Challenge: Look for the word "foram" in each line and report the count of matching lines, with nothing added.

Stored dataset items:
╔══
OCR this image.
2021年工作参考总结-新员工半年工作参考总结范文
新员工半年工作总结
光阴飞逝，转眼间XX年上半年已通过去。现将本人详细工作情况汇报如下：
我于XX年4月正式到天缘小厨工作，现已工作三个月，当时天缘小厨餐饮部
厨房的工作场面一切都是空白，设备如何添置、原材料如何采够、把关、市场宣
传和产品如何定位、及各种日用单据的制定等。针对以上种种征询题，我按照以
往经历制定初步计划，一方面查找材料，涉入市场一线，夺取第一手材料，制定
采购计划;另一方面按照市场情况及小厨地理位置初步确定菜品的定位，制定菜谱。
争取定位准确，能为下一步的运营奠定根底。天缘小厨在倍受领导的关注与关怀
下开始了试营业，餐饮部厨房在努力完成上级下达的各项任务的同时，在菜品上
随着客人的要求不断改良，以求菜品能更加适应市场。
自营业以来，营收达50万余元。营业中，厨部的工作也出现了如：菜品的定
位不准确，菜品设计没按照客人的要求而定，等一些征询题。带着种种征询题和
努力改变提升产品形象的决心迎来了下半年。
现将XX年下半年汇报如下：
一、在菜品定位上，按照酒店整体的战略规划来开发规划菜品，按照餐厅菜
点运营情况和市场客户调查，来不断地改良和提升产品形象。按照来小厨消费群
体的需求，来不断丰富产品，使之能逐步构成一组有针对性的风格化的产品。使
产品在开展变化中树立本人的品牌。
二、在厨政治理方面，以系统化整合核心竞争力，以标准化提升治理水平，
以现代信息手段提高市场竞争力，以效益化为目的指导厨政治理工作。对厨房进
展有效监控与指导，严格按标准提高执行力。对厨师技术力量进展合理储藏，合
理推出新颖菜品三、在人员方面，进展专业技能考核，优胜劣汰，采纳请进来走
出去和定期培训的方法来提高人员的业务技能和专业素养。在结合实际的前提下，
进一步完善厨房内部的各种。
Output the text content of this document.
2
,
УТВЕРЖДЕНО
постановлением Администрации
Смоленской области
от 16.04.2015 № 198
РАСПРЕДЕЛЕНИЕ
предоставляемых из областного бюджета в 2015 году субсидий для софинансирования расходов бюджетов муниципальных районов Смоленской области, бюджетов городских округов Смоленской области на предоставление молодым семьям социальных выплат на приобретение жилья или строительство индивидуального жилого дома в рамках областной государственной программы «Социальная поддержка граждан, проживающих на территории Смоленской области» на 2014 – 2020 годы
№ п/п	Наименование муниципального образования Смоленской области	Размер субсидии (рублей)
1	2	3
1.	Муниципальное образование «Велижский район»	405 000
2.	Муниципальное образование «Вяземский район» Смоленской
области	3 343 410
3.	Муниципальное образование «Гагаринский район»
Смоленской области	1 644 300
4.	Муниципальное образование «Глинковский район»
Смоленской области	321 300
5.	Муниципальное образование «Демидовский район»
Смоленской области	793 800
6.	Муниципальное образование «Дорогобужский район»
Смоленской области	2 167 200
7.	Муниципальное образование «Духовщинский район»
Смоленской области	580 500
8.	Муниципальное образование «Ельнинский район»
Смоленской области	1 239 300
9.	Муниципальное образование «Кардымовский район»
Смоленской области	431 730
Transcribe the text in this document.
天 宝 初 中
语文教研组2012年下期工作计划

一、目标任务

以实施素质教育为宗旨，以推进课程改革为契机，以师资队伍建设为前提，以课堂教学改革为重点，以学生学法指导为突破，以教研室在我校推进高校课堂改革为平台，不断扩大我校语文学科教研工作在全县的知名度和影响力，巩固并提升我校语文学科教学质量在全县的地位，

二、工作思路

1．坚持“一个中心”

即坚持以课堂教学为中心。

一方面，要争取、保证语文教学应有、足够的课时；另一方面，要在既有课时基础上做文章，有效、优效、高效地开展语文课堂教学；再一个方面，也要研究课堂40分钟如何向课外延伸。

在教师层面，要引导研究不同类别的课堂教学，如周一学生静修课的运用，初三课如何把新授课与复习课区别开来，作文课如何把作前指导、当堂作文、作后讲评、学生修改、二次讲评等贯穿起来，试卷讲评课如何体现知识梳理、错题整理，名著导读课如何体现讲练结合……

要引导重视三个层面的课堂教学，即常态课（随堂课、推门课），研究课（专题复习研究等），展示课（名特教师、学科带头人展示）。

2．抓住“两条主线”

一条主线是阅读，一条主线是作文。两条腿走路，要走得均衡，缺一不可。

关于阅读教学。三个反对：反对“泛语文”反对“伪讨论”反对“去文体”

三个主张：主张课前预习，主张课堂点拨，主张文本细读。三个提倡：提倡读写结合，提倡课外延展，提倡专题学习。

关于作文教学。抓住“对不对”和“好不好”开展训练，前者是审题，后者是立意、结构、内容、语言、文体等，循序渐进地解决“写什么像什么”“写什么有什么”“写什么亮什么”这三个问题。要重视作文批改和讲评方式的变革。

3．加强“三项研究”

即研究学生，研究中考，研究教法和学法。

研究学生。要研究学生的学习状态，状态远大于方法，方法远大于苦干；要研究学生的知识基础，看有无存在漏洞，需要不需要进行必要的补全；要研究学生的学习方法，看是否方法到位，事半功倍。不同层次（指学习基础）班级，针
╚══
╔══
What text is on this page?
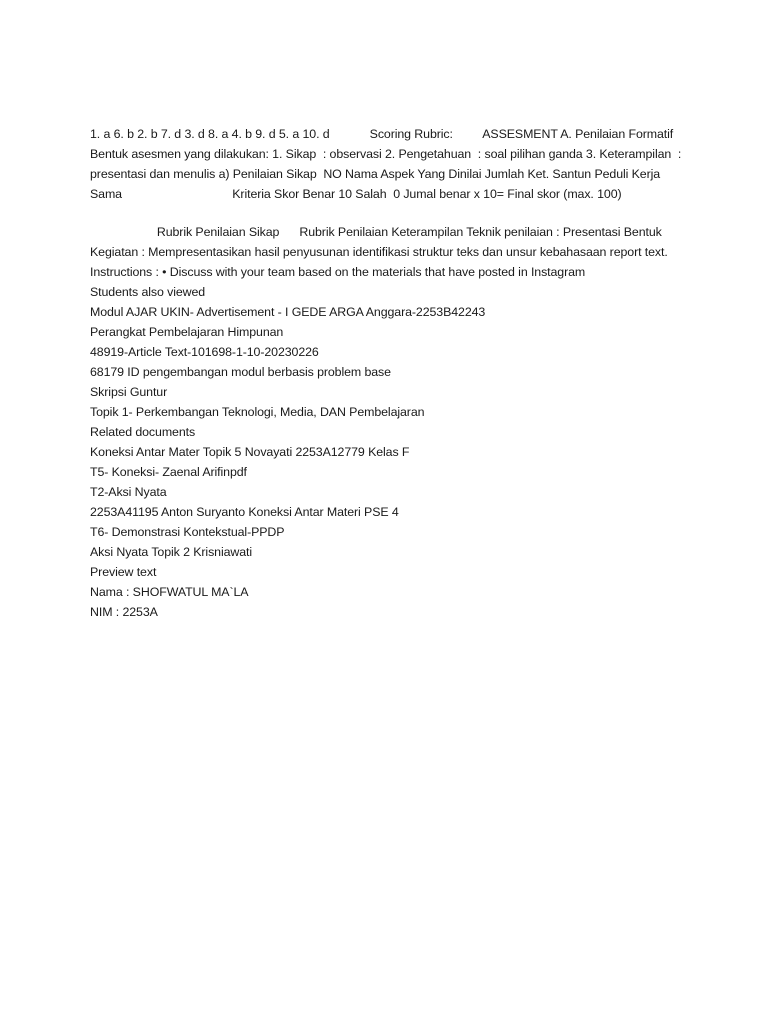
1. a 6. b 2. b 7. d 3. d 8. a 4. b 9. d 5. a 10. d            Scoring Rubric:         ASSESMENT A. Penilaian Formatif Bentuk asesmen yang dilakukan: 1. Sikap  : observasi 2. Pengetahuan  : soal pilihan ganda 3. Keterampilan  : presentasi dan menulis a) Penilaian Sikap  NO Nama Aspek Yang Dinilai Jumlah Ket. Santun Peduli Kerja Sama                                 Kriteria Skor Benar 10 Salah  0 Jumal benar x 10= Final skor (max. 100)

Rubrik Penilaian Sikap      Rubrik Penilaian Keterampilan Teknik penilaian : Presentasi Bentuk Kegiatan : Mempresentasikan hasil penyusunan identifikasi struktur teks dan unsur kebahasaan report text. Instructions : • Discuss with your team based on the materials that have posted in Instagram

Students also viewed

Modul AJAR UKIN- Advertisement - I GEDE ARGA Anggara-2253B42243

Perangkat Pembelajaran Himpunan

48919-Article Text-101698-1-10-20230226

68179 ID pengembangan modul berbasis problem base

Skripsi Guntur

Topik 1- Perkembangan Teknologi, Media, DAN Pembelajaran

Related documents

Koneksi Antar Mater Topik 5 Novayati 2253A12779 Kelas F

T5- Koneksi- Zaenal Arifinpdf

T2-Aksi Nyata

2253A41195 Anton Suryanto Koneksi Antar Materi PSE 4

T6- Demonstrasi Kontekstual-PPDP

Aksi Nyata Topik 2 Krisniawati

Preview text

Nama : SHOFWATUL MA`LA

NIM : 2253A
╚══
╔══
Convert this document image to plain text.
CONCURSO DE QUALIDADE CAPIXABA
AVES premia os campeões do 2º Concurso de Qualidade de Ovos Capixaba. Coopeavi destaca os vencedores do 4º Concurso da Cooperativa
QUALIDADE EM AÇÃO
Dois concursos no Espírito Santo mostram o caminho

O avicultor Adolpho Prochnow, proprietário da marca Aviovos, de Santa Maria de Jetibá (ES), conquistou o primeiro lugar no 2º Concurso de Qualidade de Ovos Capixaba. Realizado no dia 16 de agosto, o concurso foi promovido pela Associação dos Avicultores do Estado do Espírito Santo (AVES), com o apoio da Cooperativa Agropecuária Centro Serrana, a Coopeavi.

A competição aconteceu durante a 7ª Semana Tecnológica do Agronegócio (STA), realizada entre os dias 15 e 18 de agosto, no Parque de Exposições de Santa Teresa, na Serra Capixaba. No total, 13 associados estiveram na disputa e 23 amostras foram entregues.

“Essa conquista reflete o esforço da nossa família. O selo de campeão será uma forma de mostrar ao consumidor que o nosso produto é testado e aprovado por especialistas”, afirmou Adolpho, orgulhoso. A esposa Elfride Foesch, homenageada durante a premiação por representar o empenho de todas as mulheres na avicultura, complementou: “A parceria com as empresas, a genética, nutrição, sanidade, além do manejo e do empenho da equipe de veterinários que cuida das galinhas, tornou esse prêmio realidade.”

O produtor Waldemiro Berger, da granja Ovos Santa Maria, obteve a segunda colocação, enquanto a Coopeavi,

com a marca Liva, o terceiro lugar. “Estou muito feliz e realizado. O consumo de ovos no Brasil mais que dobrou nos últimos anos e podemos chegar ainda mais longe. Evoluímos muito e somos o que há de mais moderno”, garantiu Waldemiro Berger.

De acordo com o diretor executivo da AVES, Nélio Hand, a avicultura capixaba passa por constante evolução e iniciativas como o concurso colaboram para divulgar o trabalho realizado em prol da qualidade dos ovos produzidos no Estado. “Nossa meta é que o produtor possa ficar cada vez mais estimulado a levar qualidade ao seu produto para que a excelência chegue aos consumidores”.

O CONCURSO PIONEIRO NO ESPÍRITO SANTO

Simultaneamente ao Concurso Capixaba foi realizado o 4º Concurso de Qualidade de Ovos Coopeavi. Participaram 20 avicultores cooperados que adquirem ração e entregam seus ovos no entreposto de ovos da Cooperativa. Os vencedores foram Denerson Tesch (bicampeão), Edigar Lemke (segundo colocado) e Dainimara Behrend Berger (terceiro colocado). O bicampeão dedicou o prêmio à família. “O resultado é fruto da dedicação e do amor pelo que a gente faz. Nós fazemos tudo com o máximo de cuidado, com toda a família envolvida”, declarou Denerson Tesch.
╚══
Answer for the task: 2